▶ _CHALLENGE_:
Take all the material and copy it exactly.

[Dataset rows]
────────────────

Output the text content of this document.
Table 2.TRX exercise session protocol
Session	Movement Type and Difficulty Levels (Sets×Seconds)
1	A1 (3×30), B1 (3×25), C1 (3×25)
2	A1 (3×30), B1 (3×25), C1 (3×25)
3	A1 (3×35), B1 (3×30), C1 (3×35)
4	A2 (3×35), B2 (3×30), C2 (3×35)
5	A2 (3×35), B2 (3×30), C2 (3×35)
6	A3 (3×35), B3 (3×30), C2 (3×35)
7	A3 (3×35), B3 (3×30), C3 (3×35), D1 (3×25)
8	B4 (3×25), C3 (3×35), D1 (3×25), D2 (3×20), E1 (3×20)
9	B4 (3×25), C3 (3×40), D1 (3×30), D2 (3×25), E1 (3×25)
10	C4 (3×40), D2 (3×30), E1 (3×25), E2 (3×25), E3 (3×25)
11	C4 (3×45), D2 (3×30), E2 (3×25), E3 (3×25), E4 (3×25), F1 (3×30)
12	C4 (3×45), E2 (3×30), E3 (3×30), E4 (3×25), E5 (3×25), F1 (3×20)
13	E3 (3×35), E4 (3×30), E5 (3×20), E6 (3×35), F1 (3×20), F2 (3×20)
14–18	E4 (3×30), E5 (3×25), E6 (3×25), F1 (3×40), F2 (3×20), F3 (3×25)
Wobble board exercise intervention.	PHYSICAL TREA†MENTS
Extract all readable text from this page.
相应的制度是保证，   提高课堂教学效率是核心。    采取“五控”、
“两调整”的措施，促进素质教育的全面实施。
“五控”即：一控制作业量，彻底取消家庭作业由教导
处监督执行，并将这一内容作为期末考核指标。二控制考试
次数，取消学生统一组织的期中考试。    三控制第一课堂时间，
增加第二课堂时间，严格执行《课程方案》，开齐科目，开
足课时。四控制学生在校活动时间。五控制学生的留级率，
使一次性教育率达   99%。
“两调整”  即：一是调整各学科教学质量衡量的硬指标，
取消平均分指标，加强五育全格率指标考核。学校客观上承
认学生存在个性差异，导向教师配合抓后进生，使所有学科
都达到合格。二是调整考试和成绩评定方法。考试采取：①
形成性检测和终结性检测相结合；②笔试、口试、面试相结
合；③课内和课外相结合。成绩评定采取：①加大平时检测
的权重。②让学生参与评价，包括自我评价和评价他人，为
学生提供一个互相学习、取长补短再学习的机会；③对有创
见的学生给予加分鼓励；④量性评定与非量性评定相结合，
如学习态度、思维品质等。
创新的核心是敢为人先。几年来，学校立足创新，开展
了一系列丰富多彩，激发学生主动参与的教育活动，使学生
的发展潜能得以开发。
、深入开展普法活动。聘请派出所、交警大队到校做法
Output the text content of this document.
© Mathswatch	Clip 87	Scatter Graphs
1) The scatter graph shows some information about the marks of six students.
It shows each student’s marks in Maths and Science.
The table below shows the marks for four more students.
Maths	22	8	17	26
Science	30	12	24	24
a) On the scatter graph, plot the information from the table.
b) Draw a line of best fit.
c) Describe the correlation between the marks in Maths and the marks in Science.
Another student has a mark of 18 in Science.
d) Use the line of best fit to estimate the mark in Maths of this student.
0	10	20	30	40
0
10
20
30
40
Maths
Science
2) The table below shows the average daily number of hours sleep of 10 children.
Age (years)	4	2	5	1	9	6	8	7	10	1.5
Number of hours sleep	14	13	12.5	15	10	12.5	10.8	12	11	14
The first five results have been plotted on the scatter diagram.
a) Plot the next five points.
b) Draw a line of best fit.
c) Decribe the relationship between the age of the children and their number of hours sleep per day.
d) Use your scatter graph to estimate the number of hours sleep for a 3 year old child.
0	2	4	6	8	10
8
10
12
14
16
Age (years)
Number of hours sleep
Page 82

────────────────

▶ _EXERCISE RESULT_:
Output the text content of this document.
Table 2.TRX exercise session protocol
Session	Movement Type and Difficulty Levels (Sets×Seconds)
1	A1 (3×30), B1 (3×25), C1 (3×25)
2	A1 (3×30), B1 (3×25), C1 (3×25)
3	A1 (3×35), B1 (3×30), C1 (3×35)
4	A2 (3×35), B2 (3×30), C2 (3×35)
5	A2 (3×35), B2 (3×30), C2 (3×35)
6	A3 (3×35), B3 (3×30), C2 (3×35)
7	A3 (3×35), B3 (3×30), C3 (3×35), D1 (3×25)
8	B4 (3×25), C3 (3×35), D1 (3×25), D2 (3×20), E1 (3×20)
9	B4 (3×25), C3 (3×40), D1 (3×30), D2 (3×25), E1 (3×25)
10	C4 (3×40), D2 (3×30), E1 (3×25), E2 (3×25), E3 (3×25)
11	C4 (3×45), D2 (3×30), E2 (3×25), E3 (3×25), E4 (3×25), F1 (3×30)
12	C4 (3×45), E2 (3×30), E3 (3×30), E4 (3×25), E5 (3×25), F1 (3×20)
13	E3 (3×35), E4 (3×30), E5 (3×20), E6 (3×35), F1 (3×20), F2 (3×20)
14–18	E4 (3×30), E5 (3×25), E6 (3×25), F1 (3×40), F2 (3×20), F3 (3×25)
Wobble board exercise intervention.	PHYSICAL TREA†MENTS
Extract all readable text from this page.
相应的制度是保证，   提高课堂教学效率是核心。    采取“五控”、
“两调整”的措施，促进素质教育的全面实施。
“五控”即：一控制作业量，彻底取消家庭作业由教导
处监督执行，并将这一内容作为期末考核指标。二控制考试
次数，取消学生统一组织的期中考试。    三控制第一课堂时间，
增加第二课堂时间，严格执行《课程方案》，开齐科目，开
足课时。四控制学生在校活动时间。五控制学生的留级率，
使一次性教育率达   99%。
“两调整”  即：一是调整各学科教学质量衡量的硬指标，
取消平均分指标，加强五育全格率指标考核。学校客观上承
认学生存在个性差异，导向教师配合抓后进生，使所有学科
都达到合格。二是调整考试和成绩评定方法。考试采取：①
形成性检测和终结性检测相结合；②笔试、口试、面试相结
合；③课内和课外相结合。成绩评定采取：①加大平时检测
的权重。②让学生参与评价，包括自我评价和评价他人，为
学生提供一个互相学习、取长补短再学习的机会；③对有创
见的学生给予加分鼓励；④量性评定与非量性评定相结合，
如学习态度、思维品质等。
创新的核心是敢为人先。几年来，学校立足创新，开展
了一系列丰富多彩，激发学生主动参与的教育活动，使学生
的发展潜能得以开发。
、深入开展普法活动。聘请派出所、交警大队到校做法
Output the text content of this document.
© Mathswatch	Clip 87	Scatter Graphs
1) The scatter graph shows some information about the marks of six students.
It shows each student’s marks in Maths and Science.
The table below shows the marks for four more students.
Maths	22	8	17	26
Science	30	12	24	24
a) On the scatter graph, plot the information from the table.
b) Draw a line of best fit.
c) Describe the correlation between the marks in Maths and the marks in Science.
Another student has a mark of 18 in Science.
d) Use the line of best fit to estimate the mark in Maths of this student.
0	10	20	30	40
0
10
20
30
40
Maths
Science
2) The table below shows the average daily number of hours sleep of 10 children.
Age (years)	4	2	5	1	9	6	8	7	10	1.5
Number of hours sleep	14	13	12.5	15	10	12.5	10.8	12	11	14
The first five results have been plotted on the scatter diagram.
a) Plot the next five points.
b) Draw a line of best fit.
c) Decribe the relationship between the age of the children and their number of hours sleep per day.
d) Use your scatter graph to estimate the number of hours sleep for a 3 year old child.
0	2	4	6	8	10
8
10
12
14
16
Age (years)
Number of hours sleep
Page 82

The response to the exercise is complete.